§ **INFORMATION SUPPLIED**
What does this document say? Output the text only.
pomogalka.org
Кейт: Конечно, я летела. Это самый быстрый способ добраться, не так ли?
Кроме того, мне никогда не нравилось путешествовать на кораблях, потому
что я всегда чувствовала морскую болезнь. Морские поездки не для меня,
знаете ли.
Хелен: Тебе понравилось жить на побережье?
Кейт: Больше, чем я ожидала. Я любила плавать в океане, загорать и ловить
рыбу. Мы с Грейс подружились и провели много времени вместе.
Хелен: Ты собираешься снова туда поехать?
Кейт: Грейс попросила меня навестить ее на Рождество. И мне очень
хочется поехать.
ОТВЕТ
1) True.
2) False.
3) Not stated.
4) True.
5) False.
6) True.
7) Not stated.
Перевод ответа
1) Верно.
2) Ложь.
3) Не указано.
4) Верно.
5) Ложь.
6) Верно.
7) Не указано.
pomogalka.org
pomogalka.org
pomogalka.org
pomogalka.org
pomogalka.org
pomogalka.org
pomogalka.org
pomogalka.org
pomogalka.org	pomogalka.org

§ **TASK DIRECTIONS**
Extract the data exactly as given.

§ **EXPECTED OUTPUT**
What does this document say? Output the text only.
pomogalka.org
Кейт: Конечно, я летела. Это самый быстрый способ добраться, не так ли?
Кроме того, мне никогда не нравилось путешествовать на кораблях, потому
что я всегда чувствовала морскую болезнь. Морские поездки не для меня,
знаете ли.
Хелен: Тебе понравилось жить на побережье?
Кейт: Больше, чем я ожидала. Я любила плавать в океане, загорать и ловить
рыбу. Мы с Грейс подружились и провели много времени вместе.
Хелен: Ты собираешься снова туда поехать?
Кейт: Грейс попросила меня навестить ее на Рождество. И мне очень
хочется поехать.
ОТВЕТ
1) True.
2) False.
3) Not stated.
4) True.
5) False.
6) True.
7) Not stated.
Перевод ответа
1) Верно.
2) Ложь.
3) Не указано.
4) Верно.
5) Ложь.
6) Верно.
7) Не указано.
pomogalka.org
pomogalka.org
pomogalka.org
pomogalka.org
pomogalka.org
pomogalka.org
pomogalka.org
pomogalka.org
pomogalka.org	pomogalka.org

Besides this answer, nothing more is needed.